**GIVEN PROBLEM**
Give the number of lines in the listing below that include the word "icon", with nothing more.

— START DATA SHOWN —

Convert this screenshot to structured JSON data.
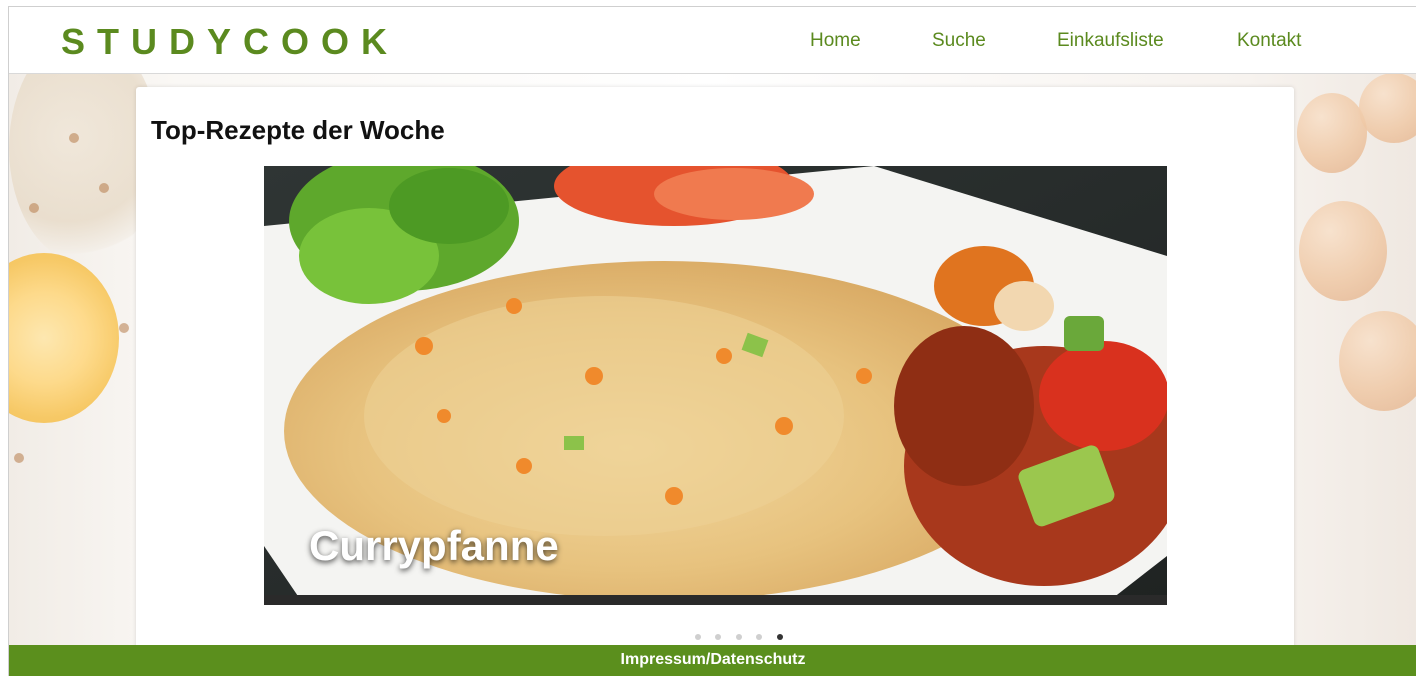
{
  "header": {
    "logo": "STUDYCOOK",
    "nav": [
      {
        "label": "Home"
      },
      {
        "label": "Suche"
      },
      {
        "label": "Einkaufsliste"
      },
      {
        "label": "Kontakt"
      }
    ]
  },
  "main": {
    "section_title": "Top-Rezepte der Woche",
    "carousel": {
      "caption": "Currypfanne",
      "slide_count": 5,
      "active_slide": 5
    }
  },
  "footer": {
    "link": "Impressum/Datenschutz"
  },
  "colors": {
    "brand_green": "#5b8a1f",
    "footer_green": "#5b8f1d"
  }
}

— END DATA SHOWN —
— START DATA SHOWN —

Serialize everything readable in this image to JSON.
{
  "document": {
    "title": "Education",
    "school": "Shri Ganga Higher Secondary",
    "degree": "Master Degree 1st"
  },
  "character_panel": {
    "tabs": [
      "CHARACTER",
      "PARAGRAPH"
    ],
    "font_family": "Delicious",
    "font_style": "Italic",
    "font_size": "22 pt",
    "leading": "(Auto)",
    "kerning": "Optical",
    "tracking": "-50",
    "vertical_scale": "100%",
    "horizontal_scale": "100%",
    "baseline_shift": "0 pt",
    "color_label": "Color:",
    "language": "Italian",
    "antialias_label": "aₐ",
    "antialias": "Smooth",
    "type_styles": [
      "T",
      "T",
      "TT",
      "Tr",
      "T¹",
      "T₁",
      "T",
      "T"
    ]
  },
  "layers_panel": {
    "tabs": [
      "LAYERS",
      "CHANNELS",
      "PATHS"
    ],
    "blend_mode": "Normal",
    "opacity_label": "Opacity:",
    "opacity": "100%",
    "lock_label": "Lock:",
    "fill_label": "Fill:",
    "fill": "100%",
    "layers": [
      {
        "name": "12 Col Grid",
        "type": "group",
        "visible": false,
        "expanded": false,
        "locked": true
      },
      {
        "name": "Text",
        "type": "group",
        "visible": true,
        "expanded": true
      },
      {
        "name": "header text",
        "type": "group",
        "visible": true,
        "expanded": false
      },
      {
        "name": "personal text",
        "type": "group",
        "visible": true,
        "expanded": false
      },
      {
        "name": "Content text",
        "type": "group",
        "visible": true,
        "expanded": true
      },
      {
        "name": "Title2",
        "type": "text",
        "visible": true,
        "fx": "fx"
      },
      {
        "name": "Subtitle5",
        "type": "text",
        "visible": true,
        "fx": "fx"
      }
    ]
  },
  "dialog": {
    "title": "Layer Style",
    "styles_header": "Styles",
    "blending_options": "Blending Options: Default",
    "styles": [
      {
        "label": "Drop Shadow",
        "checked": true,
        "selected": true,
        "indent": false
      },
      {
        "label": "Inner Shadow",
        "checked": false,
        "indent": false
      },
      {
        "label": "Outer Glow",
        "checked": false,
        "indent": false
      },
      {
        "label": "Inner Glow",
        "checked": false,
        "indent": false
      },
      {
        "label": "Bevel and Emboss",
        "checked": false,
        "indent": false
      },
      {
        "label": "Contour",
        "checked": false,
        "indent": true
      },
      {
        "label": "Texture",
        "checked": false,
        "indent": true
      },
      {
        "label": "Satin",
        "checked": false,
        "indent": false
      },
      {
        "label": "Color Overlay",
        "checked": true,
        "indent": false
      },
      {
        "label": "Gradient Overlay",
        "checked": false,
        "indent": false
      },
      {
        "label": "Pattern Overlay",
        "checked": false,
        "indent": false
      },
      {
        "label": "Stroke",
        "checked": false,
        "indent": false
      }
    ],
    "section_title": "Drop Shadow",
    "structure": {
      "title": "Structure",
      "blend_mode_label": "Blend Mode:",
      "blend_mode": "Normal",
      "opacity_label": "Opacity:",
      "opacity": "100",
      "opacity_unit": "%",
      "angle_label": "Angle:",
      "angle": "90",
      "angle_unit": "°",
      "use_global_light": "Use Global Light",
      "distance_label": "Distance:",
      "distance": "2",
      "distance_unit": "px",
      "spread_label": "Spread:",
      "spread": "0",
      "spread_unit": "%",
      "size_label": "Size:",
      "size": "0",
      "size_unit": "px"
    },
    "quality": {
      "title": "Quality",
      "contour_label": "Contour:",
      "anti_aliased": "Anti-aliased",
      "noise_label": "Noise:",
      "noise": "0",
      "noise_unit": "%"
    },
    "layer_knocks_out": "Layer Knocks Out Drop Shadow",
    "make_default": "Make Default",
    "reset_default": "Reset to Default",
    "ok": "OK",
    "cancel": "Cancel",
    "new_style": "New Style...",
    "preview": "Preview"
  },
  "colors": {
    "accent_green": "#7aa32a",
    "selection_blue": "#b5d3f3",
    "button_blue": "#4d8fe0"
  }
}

— END DATA SHOWN —
— START DATA SHOWN —

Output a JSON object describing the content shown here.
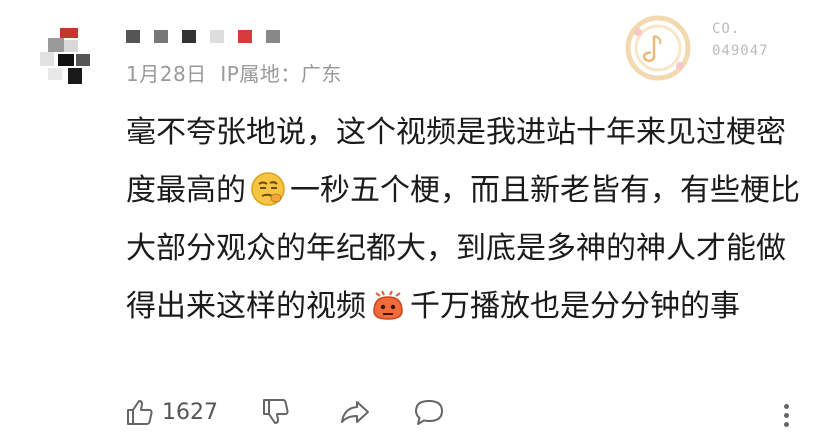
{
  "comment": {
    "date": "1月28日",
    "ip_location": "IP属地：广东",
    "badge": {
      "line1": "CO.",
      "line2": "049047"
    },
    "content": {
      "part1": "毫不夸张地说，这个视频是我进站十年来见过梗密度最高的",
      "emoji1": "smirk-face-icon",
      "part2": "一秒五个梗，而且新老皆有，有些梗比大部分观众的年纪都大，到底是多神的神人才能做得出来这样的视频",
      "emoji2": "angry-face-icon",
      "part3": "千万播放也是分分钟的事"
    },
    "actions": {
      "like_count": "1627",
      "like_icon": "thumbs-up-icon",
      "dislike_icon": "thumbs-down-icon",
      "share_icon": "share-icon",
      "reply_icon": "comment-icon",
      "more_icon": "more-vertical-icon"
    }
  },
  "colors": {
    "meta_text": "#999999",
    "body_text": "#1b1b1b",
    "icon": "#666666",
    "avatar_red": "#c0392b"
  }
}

— END DATA SHOWN —

**REPLY TO THE EXERCISE**
8